» **Records from a data collection**:
# # # # #

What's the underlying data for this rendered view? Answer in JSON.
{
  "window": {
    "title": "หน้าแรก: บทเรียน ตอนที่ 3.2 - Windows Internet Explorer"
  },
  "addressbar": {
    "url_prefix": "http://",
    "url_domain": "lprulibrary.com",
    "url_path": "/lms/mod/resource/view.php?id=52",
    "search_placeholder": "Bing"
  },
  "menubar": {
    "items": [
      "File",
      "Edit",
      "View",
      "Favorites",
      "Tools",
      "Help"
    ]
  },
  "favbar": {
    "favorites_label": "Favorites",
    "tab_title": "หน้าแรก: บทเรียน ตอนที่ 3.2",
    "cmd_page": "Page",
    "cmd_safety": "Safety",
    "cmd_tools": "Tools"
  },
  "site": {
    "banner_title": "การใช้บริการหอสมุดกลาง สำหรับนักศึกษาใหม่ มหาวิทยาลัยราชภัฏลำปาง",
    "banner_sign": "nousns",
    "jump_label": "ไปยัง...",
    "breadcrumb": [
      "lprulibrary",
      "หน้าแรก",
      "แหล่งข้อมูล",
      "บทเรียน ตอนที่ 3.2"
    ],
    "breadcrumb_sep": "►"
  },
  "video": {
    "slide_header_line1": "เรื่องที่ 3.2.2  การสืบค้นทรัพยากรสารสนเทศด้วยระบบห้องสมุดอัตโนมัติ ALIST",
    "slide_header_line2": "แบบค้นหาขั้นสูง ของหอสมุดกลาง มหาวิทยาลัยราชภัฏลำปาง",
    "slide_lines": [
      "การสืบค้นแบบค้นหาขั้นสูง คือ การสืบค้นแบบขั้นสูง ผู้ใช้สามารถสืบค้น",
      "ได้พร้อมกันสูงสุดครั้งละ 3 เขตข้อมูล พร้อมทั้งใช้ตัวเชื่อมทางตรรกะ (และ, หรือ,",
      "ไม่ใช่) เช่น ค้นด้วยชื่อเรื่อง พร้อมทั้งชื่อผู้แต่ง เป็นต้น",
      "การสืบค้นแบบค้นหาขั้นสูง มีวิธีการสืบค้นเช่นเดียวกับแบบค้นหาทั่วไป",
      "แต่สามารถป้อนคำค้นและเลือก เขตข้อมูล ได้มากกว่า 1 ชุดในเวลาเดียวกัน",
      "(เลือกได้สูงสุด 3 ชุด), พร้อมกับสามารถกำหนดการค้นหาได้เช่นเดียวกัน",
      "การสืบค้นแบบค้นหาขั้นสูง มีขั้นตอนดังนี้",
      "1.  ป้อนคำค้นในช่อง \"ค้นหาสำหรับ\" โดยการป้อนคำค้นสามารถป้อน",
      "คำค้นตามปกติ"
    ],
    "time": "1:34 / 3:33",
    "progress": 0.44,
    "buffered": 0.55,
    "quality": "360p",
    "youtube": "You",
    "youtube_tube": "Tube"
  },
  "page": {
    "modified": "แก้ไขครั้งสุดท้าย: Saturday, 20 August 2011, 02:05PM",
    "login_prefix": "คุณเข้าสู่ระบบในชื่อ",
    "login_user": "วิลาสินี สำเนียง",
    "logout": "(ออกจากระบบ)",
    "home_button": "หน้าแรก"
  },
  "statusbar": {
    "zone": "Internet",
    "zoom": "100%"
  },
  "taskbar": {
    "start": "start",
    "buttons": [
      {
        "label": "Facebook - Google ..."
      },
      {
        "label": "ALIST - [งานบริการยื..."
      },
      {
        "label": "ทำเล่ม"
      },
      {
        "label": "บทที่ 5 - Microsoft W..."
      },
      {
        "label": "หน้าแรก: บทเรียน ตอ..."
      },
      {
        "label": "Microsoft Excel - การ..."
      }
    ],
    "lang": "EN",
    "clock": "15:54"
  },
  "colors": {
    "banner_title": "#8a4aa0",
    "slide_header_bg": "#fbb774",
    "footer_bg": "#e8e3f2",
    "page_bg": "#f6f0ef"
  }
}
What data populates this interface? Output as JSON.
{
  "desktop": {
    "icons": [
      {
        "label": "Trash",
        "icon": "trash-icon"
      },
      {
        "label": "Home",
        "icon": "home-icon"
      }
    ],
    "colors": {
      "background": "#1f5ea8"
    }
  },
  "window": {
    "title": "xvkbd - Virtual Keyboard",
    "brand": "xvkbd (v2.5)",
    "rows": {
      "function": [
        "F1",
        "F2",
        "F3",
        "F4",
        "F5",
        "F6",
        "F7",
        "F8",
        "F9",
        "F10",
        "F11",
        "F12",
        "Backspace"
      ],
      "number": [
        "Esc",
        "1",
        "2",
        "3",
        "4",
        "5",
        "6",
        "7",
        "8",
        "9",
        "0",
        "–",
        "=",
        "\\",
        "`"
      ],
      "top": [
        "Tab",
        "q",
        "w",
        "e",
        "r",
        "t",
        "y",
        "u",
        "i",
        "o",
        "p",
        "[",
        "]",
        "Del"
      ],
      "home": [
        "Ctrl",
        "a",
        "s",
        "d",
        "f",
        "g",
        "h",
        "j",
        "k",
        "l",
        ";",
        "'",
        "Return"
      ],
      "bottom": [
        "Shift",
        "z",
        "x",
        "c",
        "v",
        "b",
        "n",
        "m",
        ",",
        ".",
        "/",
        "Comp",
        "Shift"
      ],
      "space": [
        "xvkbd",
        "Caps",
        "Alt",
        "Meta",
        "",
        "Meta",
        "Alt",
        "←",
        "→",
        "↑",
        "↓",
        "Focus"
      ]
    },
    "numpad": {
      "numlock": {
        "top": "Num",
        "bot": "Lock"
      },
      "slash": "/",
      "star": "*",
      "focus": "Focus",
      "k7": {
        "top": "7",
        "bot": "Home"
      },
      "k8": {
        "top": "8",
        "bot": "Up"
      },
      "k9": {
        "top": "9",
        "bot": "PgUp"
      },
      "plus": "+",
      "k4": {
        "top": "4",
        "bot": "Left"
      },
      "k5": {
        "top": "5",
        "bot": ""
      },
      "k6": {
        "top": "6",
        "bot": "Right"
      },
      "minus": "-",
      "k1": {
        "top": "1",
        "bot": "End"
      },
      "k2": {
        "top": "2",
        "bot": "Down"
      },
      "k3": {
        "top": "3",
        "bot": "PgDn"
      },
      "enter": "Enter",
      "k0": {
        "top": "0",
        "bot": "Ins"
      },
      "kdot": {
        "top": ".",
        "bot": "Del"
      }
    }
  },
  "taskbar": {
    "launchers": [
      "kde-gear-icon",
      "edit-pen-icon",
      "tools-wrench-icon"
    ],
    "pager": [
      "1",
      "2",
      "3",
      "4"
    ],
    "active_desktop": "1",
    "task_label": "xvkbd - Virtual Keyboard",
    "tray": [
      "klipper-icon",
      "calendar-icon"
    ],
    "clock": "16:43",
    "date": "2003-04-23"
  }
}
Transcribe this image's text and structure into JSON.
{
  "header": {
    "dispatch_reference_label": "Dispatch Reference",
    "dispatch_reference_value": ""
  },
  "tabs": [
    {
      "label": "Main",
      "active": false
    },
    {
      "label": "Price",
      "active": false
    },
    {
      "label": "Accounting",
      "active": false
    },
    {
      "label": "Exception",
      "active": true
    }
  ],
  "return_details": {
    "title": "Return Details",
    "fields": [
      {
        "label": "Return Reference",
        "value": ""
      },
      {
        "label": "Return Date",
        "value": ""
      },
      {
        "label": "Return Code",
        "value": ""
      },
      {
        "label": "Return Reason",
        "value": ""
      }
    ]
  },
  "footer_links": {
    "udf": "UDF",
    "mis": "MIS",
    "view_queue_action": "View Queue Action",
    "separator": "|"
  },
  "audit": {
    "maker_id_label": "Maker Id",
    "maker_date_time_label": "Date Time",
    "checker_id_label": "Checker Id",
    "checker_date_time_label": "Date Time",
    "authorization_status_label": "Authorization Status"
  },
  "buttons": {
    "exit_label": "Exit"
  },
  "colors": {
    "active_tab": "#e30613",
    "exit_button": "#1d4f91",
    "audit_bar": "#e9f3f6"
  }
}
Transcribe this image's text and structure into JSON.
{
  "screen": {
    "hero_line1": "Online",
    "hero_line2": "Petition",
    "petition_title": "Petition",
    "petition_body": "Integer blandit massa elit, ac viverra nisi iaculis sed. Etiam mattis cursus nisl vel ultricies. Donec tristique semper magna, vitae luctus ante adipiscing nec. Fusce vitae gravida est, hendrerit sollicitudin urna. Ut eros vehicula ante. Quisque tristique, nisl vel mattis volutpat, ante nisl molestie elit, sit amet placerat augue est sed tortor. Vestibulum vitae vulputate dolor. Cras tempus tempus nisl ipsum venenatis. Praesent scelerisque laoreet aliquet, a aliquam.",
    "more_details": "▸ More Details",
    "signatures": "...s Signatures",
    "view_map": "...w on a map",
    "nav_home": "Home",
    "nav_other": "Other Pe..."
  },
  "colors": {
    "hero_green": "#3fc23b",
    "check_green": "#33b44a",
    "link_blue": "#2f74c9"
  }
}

# # # # #

Using the entries above, return each line that includes the word "Virtual".

    "title": "xvkbd - Virtual Keyboard",
    "task_label": "xvkbd - Virtual Keyboard",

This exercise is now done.